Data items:
● ● ● ●

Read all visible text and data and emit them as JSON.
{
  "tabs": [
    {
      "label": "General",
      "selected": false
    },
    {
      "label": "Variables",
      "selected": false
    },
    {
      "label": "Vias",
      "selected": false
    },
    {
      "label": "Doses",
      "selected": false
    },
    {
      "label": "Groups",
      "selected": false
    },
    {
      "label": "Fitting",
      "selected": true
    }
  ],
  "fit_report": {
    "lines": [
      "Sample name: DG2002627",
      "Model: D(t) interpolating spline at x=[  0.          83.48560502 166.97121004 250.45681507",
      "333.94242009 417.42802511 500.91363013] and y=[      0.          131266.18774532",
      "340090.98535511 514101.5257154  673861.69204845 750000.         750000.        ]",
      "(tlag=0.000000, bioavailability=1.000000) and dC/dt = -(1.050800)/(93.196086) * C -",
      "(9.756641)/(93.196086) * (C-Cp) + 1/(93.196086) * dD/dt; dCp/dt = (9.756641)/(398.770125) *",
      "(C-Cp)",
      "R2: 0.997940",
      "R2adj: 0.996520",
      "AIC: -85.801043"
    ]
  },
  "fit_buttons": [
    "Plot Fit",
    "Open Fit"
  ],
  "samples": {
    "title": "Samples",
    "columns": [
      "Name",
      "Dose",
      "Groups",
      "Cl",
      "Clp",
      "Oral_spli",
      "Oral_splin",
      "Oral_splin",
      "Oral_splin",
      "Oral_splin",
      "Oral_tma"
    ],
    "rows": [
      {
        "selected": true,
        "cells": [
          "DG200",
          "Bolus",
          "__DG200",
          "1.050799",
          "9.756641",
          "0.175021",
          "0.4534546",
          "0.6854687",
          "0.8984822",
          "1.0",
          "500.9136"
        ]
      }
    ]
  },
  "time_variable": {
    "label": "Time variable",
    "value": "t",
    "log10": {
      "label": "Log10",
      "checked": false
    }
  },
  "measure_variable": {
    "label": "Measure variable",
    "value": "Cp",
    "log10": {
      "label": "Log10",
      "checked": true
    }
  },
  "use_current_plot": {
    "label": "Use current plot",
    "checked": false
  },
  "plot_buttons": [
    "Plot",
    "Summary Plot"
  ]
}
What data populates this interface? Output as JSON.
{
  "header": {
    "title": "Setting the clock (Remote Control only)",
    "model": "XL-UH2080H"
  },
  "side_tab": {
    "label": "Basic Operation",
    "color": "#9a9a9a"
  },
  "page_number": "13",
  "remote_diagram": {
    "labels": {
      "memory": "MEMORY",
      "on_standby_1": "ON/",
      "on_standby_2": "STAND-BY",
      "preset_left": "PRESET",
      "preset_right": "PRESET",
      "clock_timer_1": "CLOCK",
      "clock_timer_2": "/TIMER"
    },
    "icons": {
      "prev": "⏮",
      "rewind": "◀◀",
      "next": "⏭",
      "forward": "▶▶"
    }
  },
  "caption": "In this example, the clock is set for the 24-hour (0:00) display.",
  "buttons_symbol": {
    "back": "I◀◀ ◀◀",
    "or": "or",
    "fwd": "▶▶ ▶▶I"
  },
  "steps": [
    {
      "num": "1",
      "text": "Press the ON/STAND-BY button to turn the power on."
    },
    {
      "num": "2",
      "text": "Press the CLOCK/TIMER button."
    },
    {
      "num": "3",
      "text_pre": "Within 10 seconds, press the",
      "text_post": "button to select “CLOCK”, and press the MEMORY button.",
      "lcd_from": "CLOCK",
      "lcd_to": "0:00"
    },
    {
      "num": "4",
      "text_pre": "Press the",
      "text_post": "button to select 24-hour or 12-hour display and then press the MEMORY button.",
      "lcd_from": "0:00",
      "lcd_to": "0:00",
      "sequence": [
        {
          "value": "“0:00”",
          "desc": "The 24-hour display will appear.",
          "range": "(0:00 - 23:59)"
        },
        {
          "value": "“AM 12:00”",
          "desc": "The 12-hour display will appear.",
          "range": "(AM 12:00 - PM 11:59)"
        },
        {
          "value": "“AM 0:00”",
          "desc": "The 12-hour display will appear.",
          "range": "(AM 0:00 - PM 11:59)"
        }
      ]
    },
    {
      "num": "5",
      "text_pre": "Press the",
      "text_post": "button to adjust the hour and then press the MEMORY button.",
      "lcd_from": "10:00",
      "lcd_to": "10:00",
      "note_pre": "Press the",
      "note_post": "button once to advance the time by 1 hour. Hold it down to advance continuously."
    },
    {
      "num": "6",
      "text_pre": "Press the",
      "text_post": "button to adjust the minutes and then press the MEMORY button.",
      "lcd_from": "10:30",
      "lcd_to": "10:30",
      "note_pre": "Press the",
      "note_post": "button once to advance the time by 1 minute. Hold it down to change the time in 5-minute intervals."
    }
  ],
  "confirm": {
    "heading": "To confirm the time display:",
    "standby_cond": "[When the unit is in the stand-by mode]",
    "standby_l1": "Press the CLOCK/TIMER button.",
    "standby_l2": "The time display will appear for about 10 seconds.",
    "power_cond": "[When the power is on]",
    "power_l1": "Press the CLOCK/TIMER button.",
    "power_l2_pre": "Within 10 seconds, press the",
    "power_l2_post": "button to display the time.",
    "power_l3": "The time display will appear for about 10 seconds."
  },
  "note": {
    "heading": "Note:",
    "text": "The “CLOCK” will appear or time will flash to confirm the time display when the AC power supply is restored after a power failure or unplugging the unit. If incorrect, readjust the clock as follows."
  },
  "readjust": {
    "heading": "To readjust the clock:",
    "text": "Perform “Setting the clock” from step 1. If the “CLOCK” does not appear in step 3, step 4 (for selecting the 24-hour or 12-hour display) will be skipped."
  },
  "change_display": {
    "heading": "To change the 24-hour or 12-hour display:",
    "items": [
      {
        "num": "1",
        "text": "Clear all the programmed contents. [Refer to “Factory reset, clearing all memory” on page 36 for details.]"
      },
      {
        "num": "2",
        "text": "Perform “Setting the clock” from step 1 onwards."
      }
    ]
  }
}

● ● ● ●

STATED PROBLEM: Select every line in the material above where the string "about" occurs, and copy it.

WRITTEN ANSWER:
    "standby_l2": "The time display will appear for about 10 seconds.",
    "power_l3": "The time display will appear for about 10 seconds."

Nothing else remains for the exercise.